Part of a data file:
■ ■ ■ ■

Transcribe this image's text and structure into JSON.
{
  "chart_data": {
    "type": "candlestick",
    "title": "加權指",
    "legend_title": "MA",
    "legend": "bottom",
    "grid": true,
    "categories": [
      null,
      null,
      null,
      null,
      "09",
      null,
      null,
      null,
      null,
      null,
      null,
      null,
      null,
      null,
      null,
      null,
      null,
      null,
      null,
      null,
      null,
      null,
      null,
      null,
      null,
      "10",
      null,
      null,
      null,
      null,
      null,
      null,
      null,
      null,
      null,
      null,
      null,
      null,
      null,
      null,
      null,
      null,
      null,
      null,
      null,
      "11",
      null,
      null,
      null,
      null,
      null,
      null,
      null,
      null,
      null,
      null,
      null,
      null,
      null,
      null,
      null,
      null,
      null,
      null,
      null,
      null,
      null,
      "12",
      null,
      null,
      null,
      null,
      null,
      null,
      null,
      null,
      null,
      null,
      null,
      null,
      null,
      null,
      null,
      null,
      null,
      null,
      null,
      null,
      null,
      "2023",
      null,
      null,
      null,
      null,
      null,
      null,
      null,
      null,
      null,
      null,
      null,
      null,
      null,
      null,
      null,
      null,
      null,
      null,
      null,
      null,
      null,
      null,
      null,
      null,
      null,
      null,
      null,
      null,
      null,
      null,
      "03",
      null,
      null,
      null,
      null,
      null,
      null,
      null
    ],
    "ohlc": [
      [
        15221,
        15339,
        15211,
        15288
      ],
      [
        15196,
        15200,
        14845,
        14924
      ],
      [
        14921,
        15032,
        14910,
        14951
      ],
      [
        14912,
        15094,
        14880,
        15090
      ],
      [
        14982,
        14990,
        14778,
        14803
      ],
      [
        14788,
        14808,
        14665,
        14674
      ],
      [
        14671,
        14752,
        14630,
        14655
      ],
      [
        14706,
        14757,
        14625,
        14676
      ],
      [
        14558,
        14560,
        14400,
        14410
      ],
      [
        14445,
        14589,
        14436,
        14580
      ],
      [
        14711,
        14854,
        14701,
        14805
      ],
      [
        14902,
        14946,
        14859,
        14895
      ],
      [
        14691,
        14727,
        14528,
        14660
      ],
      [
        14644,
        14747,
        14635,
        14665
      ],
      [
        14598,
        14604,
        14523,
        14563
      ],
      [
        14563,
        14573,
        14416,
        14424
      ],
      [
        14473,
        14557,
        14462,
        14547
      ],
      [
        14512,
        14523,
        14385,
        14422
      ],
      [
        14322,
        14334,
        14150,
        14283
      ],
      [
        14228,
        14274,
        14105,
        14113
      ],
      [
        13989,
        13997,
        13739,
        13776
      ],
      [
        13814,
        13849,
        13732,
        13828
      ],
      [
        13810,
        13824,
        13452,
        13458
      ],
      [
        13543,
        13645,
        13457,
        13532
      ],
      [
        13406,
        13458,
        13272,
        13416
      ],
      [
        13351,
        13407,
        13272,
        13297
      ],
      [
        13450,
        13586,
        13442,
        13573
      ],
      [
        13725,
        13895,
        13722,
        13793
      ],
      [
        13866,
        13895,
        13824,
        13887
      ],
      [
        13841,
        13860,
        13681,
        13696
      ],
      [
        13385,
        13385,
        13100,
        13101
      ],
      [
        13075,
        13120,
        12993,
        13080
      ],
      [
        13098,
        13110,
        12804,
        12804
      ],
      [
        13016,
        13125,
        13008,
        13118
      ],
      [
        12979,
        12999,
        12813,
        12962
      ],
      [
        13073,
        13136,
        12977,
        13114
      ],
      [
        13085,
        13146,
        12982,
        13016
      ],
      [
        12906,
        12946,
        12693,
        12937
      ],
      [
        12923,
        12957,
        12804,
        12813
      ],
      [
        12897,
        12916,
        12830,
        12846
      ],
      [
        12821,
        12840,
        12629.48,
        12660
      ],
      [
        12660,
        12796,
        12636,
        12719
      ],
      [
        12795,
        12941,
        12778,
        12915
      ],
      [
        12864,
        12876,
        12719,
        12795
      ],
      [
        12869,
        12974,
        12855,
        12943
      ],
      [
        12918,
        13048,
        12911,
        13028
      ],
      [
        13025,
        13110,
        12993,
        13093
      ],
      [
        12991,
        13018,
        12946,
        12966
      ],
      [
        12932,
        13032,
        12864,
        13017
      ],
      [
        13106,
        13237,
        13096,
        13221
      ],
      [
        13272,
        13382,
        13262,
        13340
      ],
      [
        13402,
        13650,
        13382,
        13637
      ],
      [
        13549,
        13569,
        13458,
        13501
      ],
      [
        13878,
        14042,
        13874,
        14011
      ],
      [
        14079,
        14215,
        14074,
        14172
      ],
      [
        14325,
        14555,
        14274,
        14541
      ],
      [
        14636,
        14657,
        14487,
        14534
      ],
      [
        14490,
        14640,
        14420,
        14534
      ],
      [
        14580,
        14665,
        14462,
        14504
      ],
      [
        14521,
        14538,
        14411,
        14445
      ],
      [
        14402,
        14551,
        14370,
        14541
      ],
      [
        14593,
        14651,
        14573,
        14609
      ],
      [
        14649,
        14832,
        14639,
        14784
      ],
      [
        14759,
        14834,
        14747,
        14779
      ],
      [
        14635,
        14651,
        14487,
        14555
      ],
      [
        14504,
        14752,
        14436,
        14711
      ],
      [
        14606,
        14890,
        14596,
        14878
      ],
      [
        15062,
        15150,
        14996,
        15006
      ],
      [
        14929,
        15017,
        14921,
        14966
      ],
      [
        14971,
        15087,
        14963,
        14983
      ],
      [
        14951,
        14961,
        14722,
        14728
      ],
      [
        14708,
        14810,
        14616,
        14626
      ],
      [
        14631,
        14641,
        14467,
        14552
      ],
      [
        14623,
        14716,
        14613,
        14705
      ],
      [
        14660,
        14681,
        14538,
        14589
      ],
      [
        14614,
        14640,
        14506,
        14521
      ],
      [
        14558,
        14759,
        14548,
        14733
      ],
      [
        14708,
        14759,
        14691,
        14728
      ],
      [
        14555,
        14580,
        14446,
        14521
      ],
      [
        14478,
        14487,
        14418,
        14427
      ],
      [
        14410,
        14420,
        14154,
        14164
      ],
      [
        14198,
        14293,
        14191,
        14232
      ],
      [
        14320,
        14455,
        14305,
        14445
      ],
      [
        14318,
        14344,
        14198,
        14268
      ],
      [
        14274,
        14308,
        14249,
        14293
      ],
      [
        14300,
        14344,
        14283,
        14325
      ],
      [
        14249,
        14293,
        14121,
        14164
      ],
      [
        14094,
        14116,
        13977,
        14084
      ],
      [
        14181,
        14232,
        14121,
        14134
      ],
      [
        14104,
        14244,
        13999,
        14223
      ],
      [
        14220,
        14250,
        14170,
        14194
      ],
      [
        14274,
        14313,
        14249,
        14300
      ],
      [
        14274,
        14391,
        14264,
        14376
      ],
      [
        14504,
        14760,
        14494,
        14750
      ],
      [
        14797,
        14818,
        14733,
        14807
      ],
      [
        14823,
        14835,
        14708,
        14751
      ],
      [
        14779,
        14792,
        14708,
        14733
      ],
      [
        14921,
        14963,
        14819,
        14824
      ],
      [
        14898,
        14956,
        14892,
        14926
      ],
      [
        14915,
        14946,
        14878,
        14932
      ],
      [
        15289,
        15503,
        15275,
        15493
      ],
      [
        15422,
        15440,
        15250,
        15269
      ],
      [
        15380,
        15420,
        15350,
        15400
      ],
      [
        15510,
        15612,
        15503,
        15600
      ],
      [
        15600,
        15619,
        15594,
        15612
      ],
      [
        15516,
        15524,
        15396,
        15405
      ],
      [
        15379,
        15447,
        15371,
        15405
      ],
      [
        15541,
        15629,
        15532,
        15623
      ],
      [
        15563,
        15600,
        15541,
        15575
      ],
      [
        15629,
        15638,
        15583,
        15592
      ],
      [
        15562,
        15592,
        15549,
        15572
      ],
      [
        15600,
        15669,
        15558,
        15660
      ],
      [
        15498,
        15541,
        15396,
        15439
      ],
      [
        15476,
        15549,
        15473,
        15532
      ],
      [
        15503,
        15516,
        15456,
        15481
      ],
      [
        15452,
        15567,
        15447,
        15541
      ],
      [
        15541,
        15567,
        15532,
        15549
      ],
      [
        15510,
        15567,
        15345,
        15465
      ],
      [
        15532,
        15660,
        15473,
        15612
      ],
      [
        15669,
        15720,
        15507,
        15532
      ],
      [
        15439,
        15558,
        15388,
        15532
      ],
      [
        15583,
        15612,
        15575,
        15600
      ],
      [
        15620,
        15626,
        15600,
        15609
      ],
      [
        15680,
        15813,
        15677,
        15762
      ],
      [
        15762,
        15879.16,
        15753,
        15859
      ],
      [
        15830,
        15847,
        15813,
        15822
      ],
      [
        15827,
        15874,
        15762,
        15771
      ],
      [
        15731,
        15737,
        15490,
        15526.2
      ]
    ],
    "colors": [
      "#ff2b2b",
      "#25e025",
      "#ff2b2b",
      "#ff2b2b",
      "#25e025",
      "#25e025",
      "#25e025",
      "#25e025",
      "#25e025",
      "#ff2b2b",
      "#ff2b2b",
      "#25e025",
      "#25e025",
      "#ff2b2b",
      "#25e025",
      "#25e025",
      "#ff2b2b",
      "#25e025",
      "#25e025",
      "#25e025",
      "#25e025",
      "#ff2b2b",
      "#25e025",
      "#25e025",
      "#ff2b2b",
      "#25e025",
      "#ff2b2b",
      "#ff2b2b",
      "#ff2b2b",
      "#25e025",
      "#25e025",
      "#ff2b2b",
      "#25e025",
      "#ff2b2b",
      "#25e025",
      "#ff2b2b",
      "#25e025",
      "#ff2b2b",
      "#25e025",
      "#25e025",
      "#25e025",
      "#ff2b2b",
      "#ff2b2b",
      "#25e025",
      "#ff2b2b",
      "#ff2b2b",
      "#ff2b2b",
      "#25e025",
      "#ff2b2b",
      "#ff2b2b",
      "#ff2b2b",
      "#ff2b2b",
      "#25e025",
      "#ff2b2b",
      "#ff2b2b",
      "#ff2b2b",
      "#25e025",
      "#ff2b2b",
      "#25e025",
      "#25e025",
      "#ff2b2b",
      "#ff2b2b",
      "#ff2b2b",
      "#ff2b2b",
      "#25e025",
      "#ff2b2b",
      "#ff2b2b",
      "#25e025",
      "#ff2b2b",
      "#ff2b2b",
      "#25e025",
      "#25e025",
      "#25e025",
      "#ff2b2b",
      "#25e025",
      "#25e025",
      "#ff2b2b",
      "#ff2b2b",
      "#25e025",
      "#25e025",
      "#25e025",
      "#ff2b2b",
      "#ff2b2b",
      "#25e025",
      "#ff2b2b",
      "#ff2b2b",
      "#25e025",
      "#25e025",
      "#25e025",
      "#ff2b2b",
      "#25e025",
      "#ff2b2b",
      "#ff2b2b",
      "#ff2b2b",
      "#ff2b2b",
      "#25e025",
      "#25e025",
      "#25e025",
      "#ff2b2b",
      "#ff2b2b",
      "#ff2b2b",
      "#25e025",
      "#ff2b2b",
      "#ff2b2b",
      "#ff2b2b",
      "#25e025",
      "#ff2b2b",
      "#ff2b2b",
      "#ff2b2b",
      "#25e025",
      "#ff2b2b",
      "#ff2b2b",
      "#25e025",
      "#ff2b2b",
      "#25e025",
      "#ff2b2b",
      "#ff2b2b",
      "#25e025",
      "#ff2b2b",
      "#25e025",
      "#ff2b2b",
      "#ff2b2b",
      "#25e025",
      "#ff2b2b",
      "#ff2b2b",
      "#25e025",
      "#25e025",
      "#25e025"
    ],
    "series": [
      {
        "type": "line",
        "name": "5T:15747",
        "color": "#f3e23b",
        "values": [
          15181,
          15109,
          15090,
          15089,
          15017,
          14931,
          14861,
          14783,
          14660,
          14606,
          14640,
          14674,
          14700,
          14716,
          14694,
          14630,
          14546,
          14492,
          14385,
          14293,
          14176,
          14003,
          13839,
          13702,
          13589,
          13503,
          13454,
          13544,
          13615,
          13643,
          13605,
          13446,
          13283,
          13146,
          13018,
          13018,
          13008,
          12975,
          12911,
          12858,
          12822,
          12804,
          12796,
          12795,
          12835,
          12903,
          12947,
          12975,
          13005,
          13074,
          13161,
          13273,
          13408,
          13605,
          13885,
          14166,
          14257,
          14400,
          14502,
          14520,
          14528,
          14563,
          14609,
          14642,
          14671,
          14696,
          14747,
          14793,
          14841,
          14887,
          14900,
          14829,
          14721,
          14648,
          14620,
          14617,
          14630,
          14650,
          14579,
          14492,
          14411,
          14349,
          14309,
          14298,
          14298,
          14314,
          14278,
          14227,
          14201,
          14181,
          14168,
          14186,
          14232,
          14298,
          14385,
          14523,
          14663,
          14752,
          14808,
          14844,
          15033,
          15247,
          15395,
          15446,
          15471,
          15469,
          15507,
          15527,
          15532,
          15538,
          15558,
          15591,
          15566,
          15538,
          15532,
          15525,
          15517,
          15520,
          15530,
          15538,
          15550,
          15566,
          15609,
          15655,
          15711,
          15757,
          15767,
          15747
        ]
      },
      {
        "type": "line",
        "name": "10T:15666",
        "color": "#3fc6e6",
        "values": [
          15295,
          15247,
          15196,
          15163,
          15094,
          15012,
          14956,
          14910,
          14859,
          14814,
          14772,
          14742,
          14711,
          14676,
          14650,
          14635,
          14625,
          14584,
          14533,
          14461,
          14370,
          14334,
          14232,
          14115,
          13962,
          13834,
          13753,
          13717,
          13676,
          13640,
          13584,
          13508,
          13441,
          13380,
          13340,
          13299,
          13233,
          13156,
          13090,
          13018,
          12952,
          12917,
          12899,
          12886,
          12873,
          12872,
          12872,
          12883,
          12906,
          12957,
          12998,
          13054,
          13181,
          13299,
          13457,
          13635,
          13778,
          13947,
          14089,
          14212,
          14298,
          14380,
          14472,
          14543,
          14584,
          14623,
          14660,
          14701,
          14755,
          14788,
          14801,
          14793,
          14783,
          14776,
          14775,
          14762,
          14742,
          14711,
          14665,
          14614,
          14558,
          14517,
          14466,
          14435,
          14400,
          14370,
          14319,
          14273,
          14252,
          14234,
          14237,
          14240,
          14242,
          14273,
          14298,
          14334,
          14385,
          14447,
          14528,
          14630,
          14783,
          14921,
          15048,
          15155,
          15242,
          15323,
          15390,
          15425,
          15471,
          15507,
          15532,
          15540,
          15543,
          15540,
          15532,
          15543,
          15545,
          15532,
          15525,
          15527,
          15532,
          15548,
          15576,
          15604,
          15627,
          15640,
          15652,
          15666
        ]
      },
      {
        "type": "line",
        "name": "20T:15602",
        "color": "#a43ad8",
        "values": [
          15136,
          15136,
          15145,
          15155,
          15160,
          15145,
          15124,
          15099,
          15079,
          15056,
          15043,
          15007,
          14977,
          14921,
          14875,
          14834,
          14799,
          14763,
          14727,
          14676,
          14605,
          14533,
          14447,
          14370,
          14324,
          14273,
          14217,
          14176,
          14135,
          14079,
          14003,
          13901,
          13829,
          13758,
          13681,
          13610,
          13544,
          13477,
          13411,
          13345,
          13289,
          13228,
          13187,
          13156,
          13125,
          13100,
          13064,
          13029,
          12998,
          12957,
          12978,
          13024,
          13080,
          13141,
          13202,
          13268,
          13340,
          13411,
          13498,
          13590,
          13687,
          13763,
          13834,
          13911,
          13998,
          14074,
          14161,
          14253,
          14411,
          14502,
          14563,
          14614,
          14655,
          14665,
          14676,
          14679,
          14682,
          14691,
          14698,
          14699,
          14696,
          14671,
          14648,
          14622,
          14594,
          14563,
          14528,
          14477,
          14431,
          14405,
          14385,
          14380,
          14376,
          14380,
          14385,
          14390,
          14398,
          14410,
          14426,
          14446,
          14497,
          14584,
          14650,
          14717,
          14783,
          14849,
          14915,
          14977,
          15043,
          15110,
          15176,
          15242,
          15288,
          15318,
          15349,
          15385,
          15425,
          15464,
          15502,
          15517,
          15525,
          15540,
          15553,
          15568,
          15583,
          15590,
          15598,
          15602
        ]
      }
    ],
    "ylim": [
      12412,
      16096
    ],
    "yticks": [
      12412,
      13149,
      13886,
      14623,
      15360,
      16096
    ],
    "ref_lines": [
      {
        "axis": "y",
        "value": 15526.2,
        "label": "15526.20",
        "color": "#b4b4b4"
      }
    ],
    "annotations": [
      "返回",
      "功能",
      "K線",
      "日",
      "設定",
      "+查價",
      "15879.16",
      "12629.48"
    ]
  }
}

■ ■ ■ ■

→ **Requirements**
Indicate how many lines of the material contain the string "name", giving the number and nothing more.

→ **Worked solution**
3